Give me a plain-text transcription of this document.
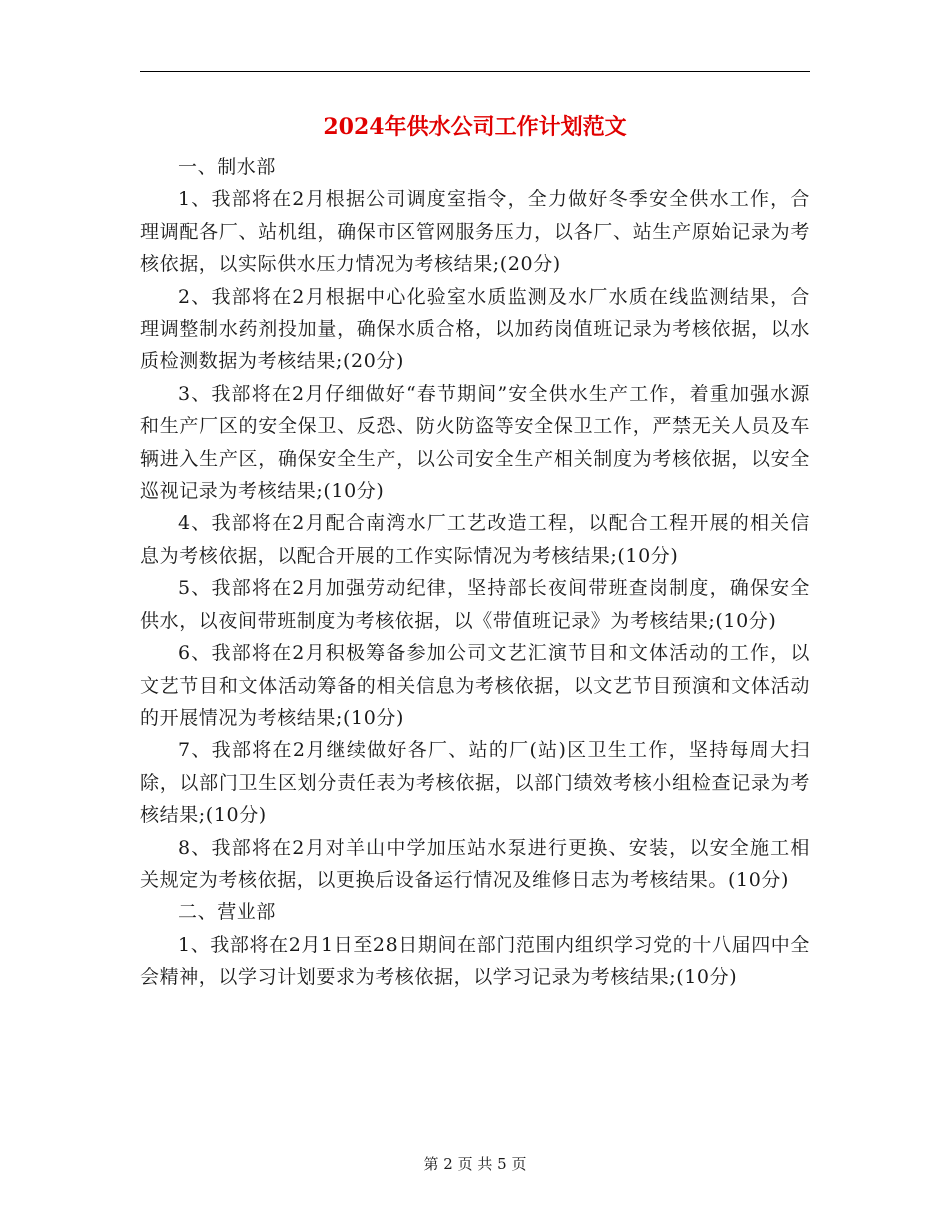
2024年供水公司工作计划范文

一、制水部

1、我部将在2月根据公司调度室指令，全力做好冬季安全供水工作，合理调配各厂、站机组，确保市区管网服务压力，以各厂、站生产原始记录为考核依据，以实际供水压力情况为考核结果;(20分)

2、我部将在2月根据中心化验室水质监测及水厂水质在线监测结果，合理调整制水药剂投加量，确保水质合格，以加药岗值班记录为考核依据，以水质检测数据为考核结果;(20分)

3、我部将在2月仔细做好“春节期间”安全供水生产工作，着重加强水源和生产厂区的安全保卫、反恐、防火防盗等安全保卫工作，严禁无关人员及车辆进入生产区，确保安全生产，以公司安全生产相关制度为考核依据，以安全巡视记录为考核结果;(10分)

4、我部将在2月配合南湾水厂工艺改造工程，以配合工程开展的相关信息为考核依据，以配合开展的工作实际情况为考核结果;(10分)

5、我部将在2月加强劳动纪律，坚持部长夜间带班查岗制度，确保安全供水，以夜间带班制度为考核依据，以《带值班记录》为考核结果;(10分)

6、我部将在2月积极筹备参加公司文艺汇演节目和文体活动的工作，以文艺节目和文体活动筹备的相关信息为考核依据，以文艺节目预演和文体活动的开展情况为考核结果;(10分)

7、我部将在2月继续做好各厂、站的厂(站)区卫生工作，坚持每周大扫除，以部门卫生区划分责任表为考核依据，以部门绩效考核小组检查记录为考核结果;(10分)

8、我部将在2月对羊山中学加压站水泵进行更换、安装，以安全施工相关规定为考核依据，以更换后设备运行情况及维修日志为考核结果。(10分)

二、营业部

1、我部将在2月1日至28日期间在部门范围内组织学习党的十八届四中全会精神，以学习计划要求为考核依据，以学习记录为考核结果;(10分)

第 2 页 共 5 页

* [Task directions]: Reproduce the full material exactly, excluding the pictures.

* [Completed task]:
Give me a plain-text transcription of this document.
2024年供水公司工作计划范文

一、制水部

1、我部将在2月根据公司调度室指令，全力做好冬季安全供水工作，合理调配各厂、站机组，确保市区管网服务压力，以各厂、站生产原始记录为考核依据，以实际供水压力情况为考核结果;(20分)

2、我部将在2月根据中心化验室水质监测及水厂水质在线监测结果，合理调整制水药剂投加量，确保水质合格，以加药岗值班记录为考核依据，以水质检测数据为考核结果;(20分)

3、我部将在2月仔细做好“春节期间”安全供水生产工作，着重加强水源和生产厂区的安全保卫、反恐、防火防盗等安全保卫工作，严禁无关人员及车辆进入生产区，确保安全生产，以公司安全生产相关制度为考核依据，以安全巡视记录为考核结果;(10分)

4、我部将在2月配合南湾水厂工艺改造工程，以配合工程开展的相关信息为考核依据，以配合开展的工作实际情况为考核结果;(10分)

5、我部将在2月加强劳动纪律，坚持部长夜间带班查岗制度，确保安全供水，以夜间带班制度为考核依据，以《带值班记录》为考核结果;(10分)

6、我部将在2月积极筹备参加公司文艺汇演节目和文体活动的工作，以文艺节目和文体活动筹备的相关信息为考核依据，以文艺节目预演和文体活动的开展情况为考核结果;(10分)

7、我部将在2月继续做好各厂、站的厂(站)区卫生工作，坚持每周大扫除，以部门卫生区划分责任表为考核依据，以部门绩效考核小组检查记录为考核结果;(10分)

8、我部将在2月对羊山中学加压站水泵进行更换、安装，以安全施工相关规定为考核依据，以更换后设备运行情况及维修日志为考核结果。(10分)

二、营业部

1、我部将在2月1日至28日期间在部门范围内组织学习党的十八届四中全会精神，以学习计划要求为考核依据，以学习记录为考核结果;(10分)

第 2 页 共 5 页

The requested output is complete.